**Task objective**
Where the line containing "Output the text content of this document." appears, begin retyping; continue exactly through the final line of the data. Omit every picture.

**Supplied records**
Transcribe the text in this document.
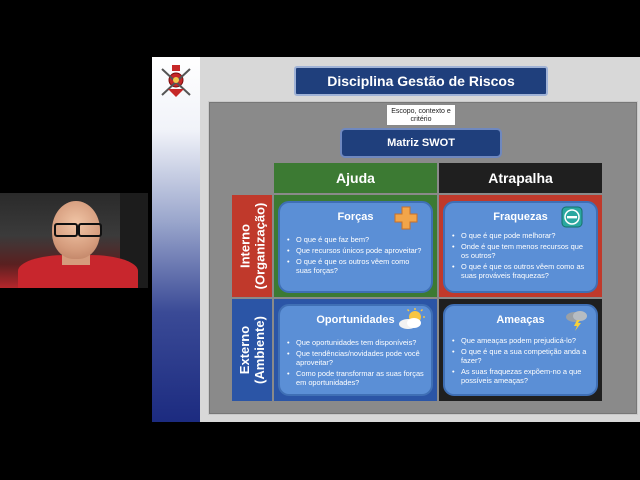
Disciplina Gestão de Riscos
Escopo, contexto e critério
Matriz SWOT
Ajuda	Atrapalha
Interno
(Organização)
Externo
(Ambiente)
Forças
• O que é que faz bem?
• Que recursos únicos pode aproveitar?
• O que é que os outros vêem como suas forças?
Fraquezas
• O que é que pode melhorar?
• Onde é que tem menos recursos que os outros?
• O que é que os outros vêem como as suas prováveis fraquezas?
Oportunidades
• Que oportunidades tem disponíveis?
• Que tendências/novidades pode você aproveitar?
• Como pode transformar as suas forças em oportunidades?
Ameaças
• Que ameaças podem prejudicá-lo?
• O que é que a sua competição anda a fazer?
• As suas fraquezas expõem-no a que possíveis ameaças?
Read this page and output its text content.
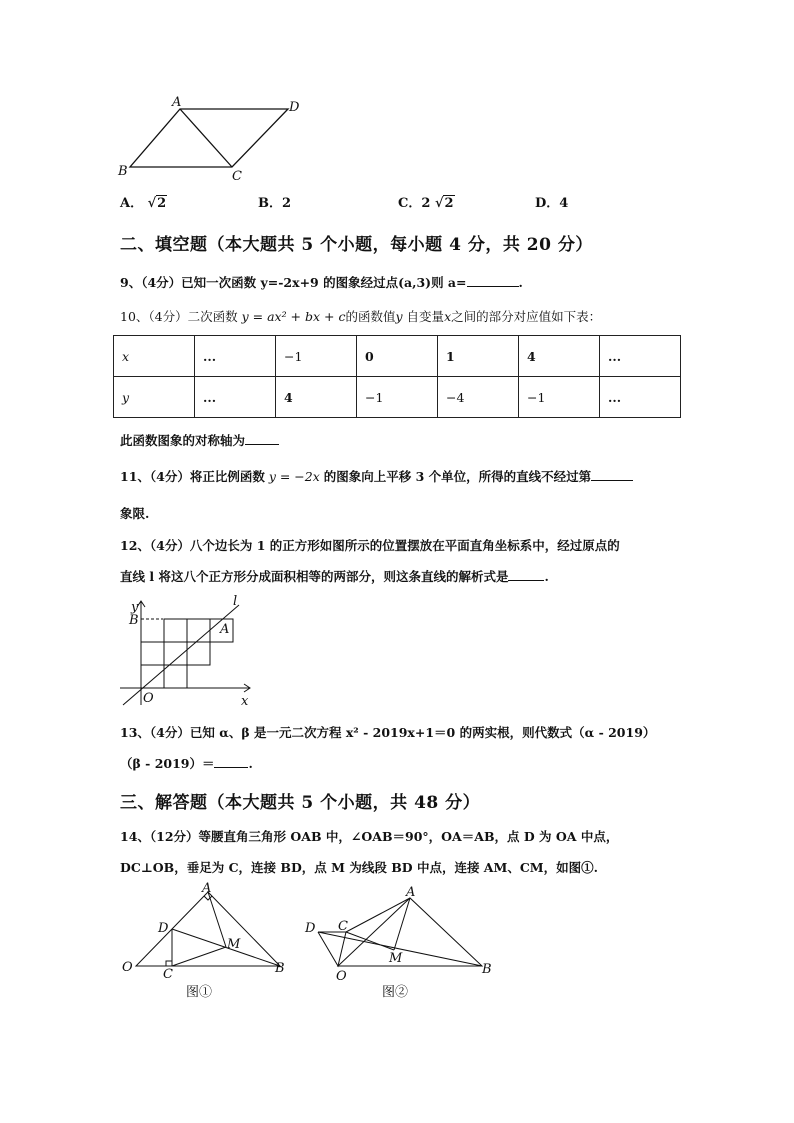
A	D
B	C
A． √2	B．2	C．2 √2	D．4
二、填空题（本大题共 5 个小题，每小题 4 分，共 20 分）
9、（4分）已知一次函数 y=-2x+9 的图象经过点(a,3)则 a=	.
10、（4分）二次函数 y = ax² + bx + c的函数值y 自变量x之间的部分对应值如下表：
x	...	−1	0	1	4	...
y	...	4	−1	−4	−1	...
此函数图象的对称轴为
11、（4分）将正比例函数 y = −2x 的图象向上平移 3 个单位，所得的直线不经过第
象限.
12、（4分）八个边长为 1 的正方形如图所示的位置摆放在平面直角坐标系中，经过原点的
直线 l 将这八个正方形分成面积相等的两部分，则这条直线的解析式是	.
y
x
l
B
A
O
13、（4分）已知 α、β 是一元二次方程 x² - 2019x+1＝0 的两实根，则代数式（α - 2019）
（β - 2019）＝	.
三、解答题（本大题共 5 个小题，共 48 分）
14、（12分）等腰直角三角形 OAB 中，∠OAB＝90°，OA＝AB，点 D 为 OA 中点，
DC⊥OB，垂足为 C，连接 BD，点 M 为线段 BD 中点，连接 AM、CM，如图①.
A
D
M
O C	B
图①
A
D C
M
O	B
图②
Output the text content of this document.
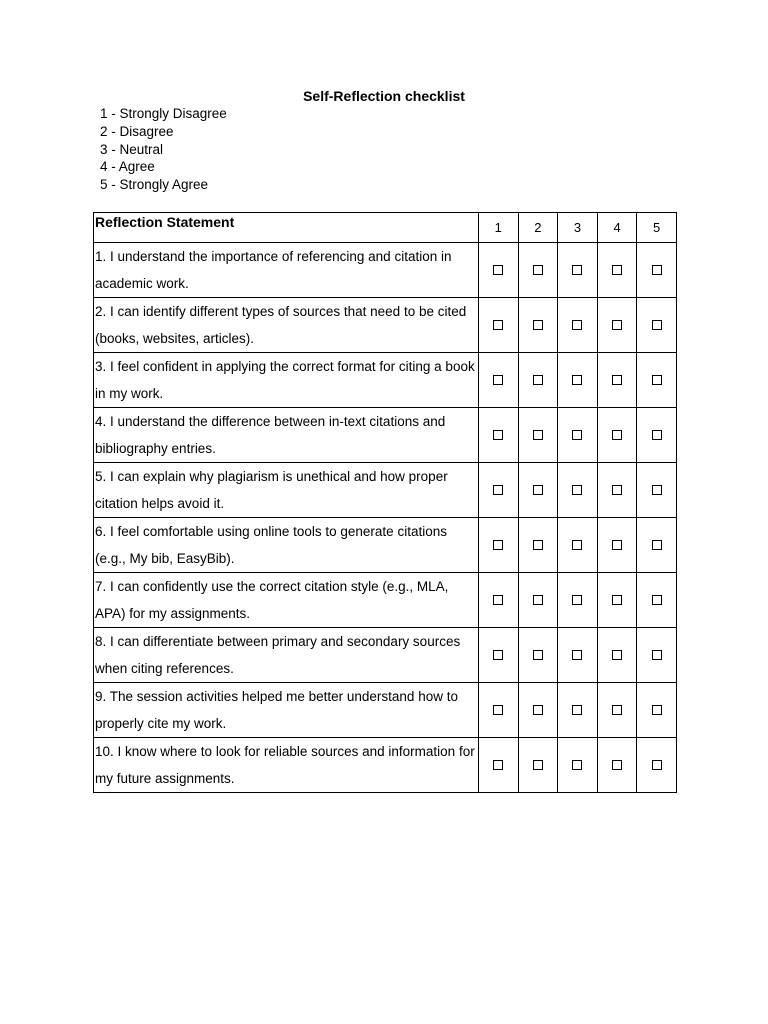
Self-Reflection checklist
1 - Strongly Disagree
2 - Disagree
3 - Neutral
4 - Agree
5 - Strongly Agree
Reflection Statement	1	2	3	4	5
1. I understand the importance of referencing and citation in academic work.					
2. I can identify different types of sources that need to be cited (books, websites, articles).					
3. I feel confident in applying the correct format for citing a book in my work.					
4. I understand the difference between in-text citations and bibliography entries.					
5. I can explain why plagiarism is unethical and how proper citation helps avoid it.					
6. I feel comfortable using online tools to generate citations (e.g., My bib, EasyBib).					
7. I can confidently use the correct citation style (e.g., MLA, APA) for my assignments.					
8. I can differentiate between primary and secondary sources when citing references.					
9. The session activities helped me better understand how to properly cite my work.					
10. I know where to look for reliable sources and information for my future assignments.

**Result**
Output the text content of this document.
Self-Reflection checklist
1 - Strongly Disagree
2 - Disagree
3 - Neutral
4 - Agree
5 - Strongly Agree
Reflection Statement	1	2	3	4	5
1. I understand the importance of referencing and citation in academic work.					
2. I can identify different types of sources that need to be cited (books, websites, articles).					
3. I feel confident in applying the correct format for citing a book in my work.					
4. I understand the difference between in-text citations and bibliography entries.					
5. I can explain why plagiarism is unethical and how proper citation helps avoid it.					
6. I feel comfortable using online tools to generate citations (e.g., My bib, EasyBib).					
7. I can confidently use the correct citation style (e.g., MLA, APA) for my assignments.					
8. I can differentiate between primary and secondary sources when citing references.					
9. The session activities helped me better understand how to properly cite my work.					
10. I know where to look for reliable sources and information for my future assignments.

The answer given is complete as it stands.